**Action item:**
What you return must be every line below that includes the word "Band".
╭─ Supplied material
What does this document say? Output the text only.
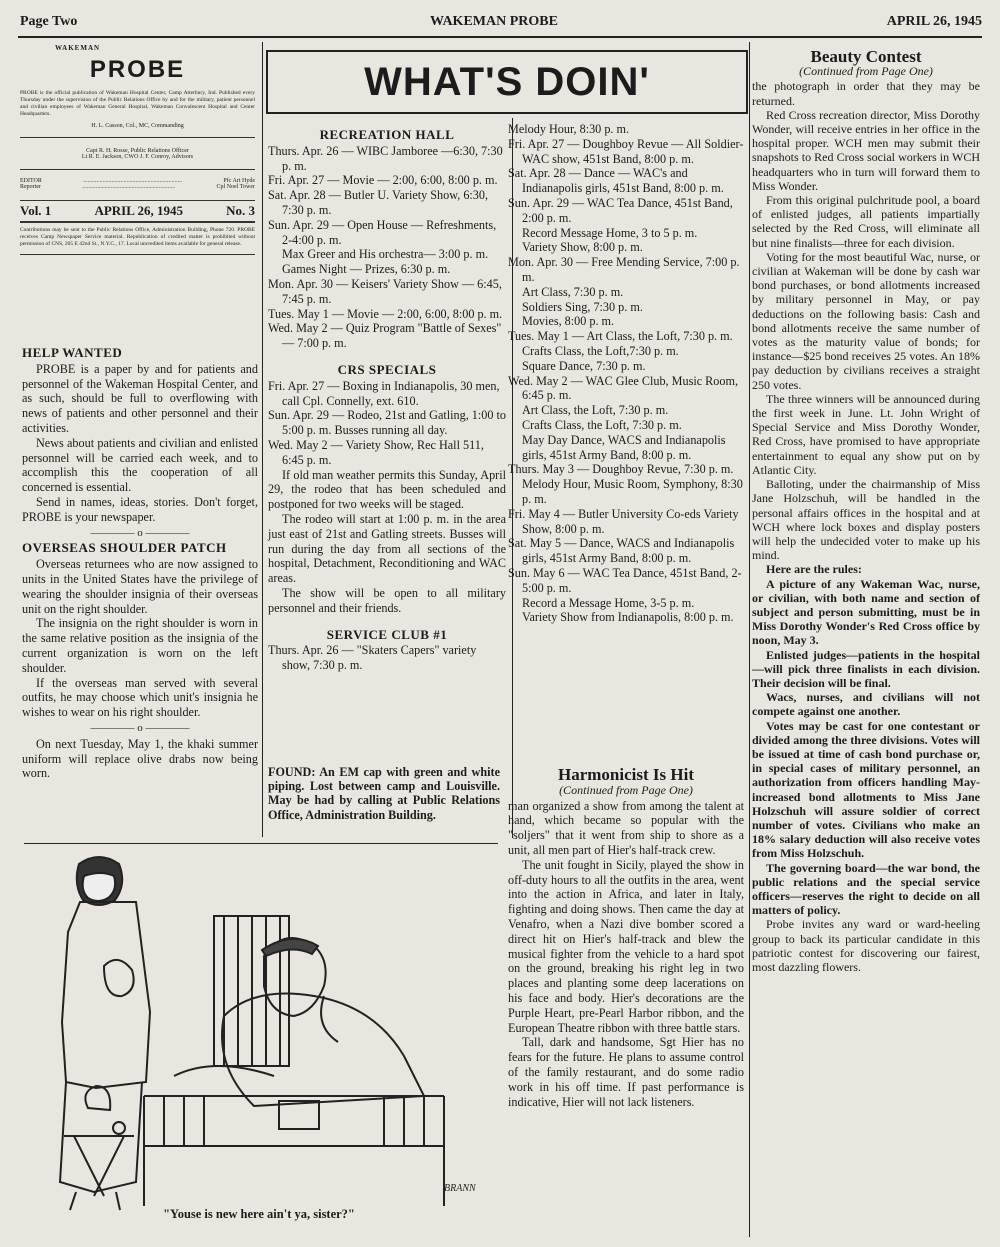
Page Two	WAKEMAN PROBE	APRIL 26, 1945
WAKEMAN
PROBE
PROBE is the official publication of Wakeman Hospital Center, Camp Atterbury, Ind. Published every Thursday under the supervision of the Public Relations Office by and for the military, patient personnel and civilian employees of Wakeman General Hospital, Wakeman Convalescent Hospital and Center Headquarters.
H. L. Casson, Col., MC, Commanding
Capt R. H. Rosse, Public Relations Officer
Lt R. E. Jackson, CWO J. F. Conroy, Advisors
EDITOR	..................................................................	Pfc Art Hyde
Reporter	..............................................................	Cpl Noel Tower
Vol. 1	APRIL 26, 1945	No. 3
Contributions may be sent to the Public Relations Office, Administration Building, Phone 720. PROBE receives Camp Newspaper Service material. Republication of credited matter is prohibited without permission of CNS, 205 E 42nd St., N.Y.C., 17. Local uncredited items available for general release.
HELP WANTED

PROBE is a paper by and for patients and personnel of the Wakeman Hospital Center, and as such, should be full to overflowing with news of patients and other personnel and their activities.

News about patients and civilian and enlisted personnel will be carried each week, and to accomplish this the cooperation of all concerned is essential.

Send in names, ideas, stories. Don't forget, PROBE is your newspaper.

———— o ————
OVERSEAS SHOULDER PATCH

Overseas returnees who are now assigned to units in the United States have the privilege of wearing the shoulder insignia of their overseas unit on the right shoulder.

The insignia on the right shoulder is worn in the same relative position as the insignia of the current organization is worn on the left shoulder.

If the overseas man served with several outfits, he may choose which unit's insignia he wishes to wear on his right shoulder.

———— o ————

On next Tuesday, May 1, the khaki summer uniform will replace olive drabs now being worn.

WHAT'S DOIN'
RECREATION HALL
Thurs. Apr. 26 — WIBC Jamboree —6:30, 7:30 p. m.
Fri. Apr. 27 — Movie — 2:00, 6:00, 8:00 p. m.
Sat. Apr. 28 — Butler U. Variety Show, 6:30, 7:30 p. m.
Sun. Apr. 29 — Open House — Refreshments, 2-4:00 p. m.
Max Greer and His orchestra— 3:00 p. m.
Games Night — Prizes, 6:30 p. m.
Mon. Apr. 30 — Keisers' Variety Show — 6:45, 7:45 p. m.
Tues. May 1 — Movie — 2:00, 6:00, 8:00 p. m.
Wed. May 2 — Quiz Program "Battle of Sexes" — 7:00 p. m.
CRS SPECIALS
Fri. Apr. 27 — Boxing in Indianapolis, 30 men, call Cpl. Connelly, ext. 610.
Sun. Apr. 29 — Rodeo, 21st and Gatling, 1:00 to 5:00 p. m. Busses running all day.
Wed. May 2 — Variety Show, Rec Hall 511, 6:45 p. m.

If old man weather permits this Sunday, April 29, the rodeo that has been scheduled and postponed for two weeks will be staged.

The rodeo will start at 1:00 p. m. in the area just east of 21st and Gatling streets. Busses will run during the day from all sections of the hospital, Detachment, Reconditioning and WAC areas.

The show will be open to all military personnel and their friends.

SERVICE CLUB #1
Thurs. Apr. 26 — "Skaters Capers" variety show, 7:30 p. m.

FOUND: An EM cap with green and white piping. Lost between camp and Louisville. May be had by calling at Public Relations Office, Administration Building.

Melody Hour, 8:30 p. m.
Fri. Apr. 27 — Doughboy Revue — All Soldier-WAC show, 451st Band, 8:00 p. m.
Sat. Apr. 28 — Dance — WAC's and Indianapolis girls, 451st Band, 8:00 p. m.
Sun. Apr. 29 — WAC Tea Dance, 451st Band, 2:00 p. m.
Record Message Home, 3 to 5 p. m.
Variety Show, 8:00 p. m.
Mon. Apr. 30 — Free Mending Service, 7:00 p. m.
Art Class, 7:30 p. m.
Soldiers Sing, 7:30 p. m.
Movies, 8:00 p. m.
Tues. May 1 — Art Class, the Loft, 7:30 p. m.
Crafts Class, the Loft,7:30 p. m.
Square Dance, 7:30 p. m.
Wed. May 2 — WAC Glee Club, Music Room, 6:45 p. m.
Art Class, the Loft, 7:30 p. m.
Crafts Class, the Loft, 7:30 p. m.
May Day Dance, WACS and Indianapolis girls, 451st Army Band, 8:00 p. m.
Thurs. May 3 — Doughboy Revue, 7:30 p. m.
Melody Hour, Music Room, Symphony, 8:30 p. m.
Fri. May 4 — Butler University Co-eds Variety Show, 8:00 p. m.
Sat. May 5 — Dance, WACS and Indianapolis girls, 451st Army Band, 8:00 p. m.
Sun. May 6 — WAC Tea Dance, 451st Band, 2-5:00 p. m.
Record a Message Home, 3-5 p. m.
Variety Show from Indianapolis, 8:00 p. m.
Harmonicist Is Hit
(Continued from Page One)

man organized a show from among the talent at hand, which became so popular with the "soljers" that it went from ship to shore as a unit, all men part of Hier's half-track crew.

The unit fought in Sicily, played the show in off-duty hours to all the outfits in the area, went into the action in Africa, and later in Italy, fighting and doing shows. Then came the day at Venafro, when a Nazi dive bomber scored a direct hit on Hier's half-track and blew the musical fighter from the vehicle to a hard spot on the ground, breaking his right leg in two places and planting some deep lacerations on his face and body. Hier's decorations are the Purple Heart, pre-Pearl Harbor ribbon, and the European Theatre ribbon with three battle stars.

Tall, dark and handsome, Sgt Hier has no fears for the future. He plans to assume control of the family restaurant, and do some radio work in his off time. If past performance is indicative, Hier will not lack listeners.

Beauty Contest
(Continued from Page One)

the photograph in order that they may be returned.

Red Cross recreation director, Miss Dorothy Wonder, will receive entries in her office in the hospital proper. WCH men may submit their snapshots to Red Cross social workers in WCH headquarters who in turn will forward them to Miss Wonder.

From this original pulchritude pool, a board of enlisted judges, all patients impartially selected by the Red Cross, will eliminate all but nine finalists—three for each division.

Voting for the most beautiful Wac, nurse, or civilian at Wakeman will be done by cash war bond purchases, or bond allotments increased by military personnel in May, or pay deductions on the following basis: Cash and bond allotments receive the same number of votes as the maturity value of bonds; for instance—$25 bond receives 25 votes. An 18% pay deduction by civilians receives a straight 250 votes.

The three winners will be announced during the first week in June. Lt. John Wright of Special Service and Miss Dorothy Wonder, Red Cross, have promised to have appropriate entertainment to equal any show put on by Atlantic City.

Balloting, under the chairmanship of Miss Jane Holzschuh, will be handled in the personal affairs offices in the hospital and at WCH where lock boxes and display posters will help the undecided voter to make up his mind.

Here are the rules:

A picture of any Wakeman Wac, nurse, or civilian, with both name and section of subject and person submitting, must be in Miss Dorothy Wonder's Red Cross office by noon, May 3.

Enlisted judges—patients in the hospital—will pick three finalists in each division. Their decision will be final.

Wacs, nurses, and civilians will not compete against one another.

Votes may be cast for one contestant or divided among the three divisions. Votes will be issued at time of cash bond purchase or, in special cases of military personnel, an authorization from officers handling May-increased bond allotments to Miss Jane Holzschuh will assure soldier of correct number of votes. Civilians who make an 18% salary deduction will also receive votes from Miss Holzschuh.

The governing board—the war bond, the public relations and the special service officers—reserves the right to decide on all matters of policy.

Probe invites any ward or ward-heeling group to back its particular candidate in this patriotic contest for discovering our fairest, most dazzling flowers.

BRANN
"Youse is new here ain't ya, sister?"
╰─
**Written answer:**
Fri. Apr. 27 — Doughboy Revue — All Soldier-WAC show, 451st Band, 8:00 p. m.
Sat. Apr. 28 — Dance — WAC's and Indianapolis girls, 451st Band, 8:00 p. m.
Sun. Apr. 29 — WAC Tea Dance, 451st Band, 2:00 p. m.
May Day Dance, WACS and Indianapolis girls, 451st Army Band, 8:00 p. m.
Sat. May 5 — Dance, WACS and Indianapolis girls, 451st Army Band, 8:00 p. m.
Sun. May 6 — WAC Tea Dance, 451st Band, 2-5:00 p. m.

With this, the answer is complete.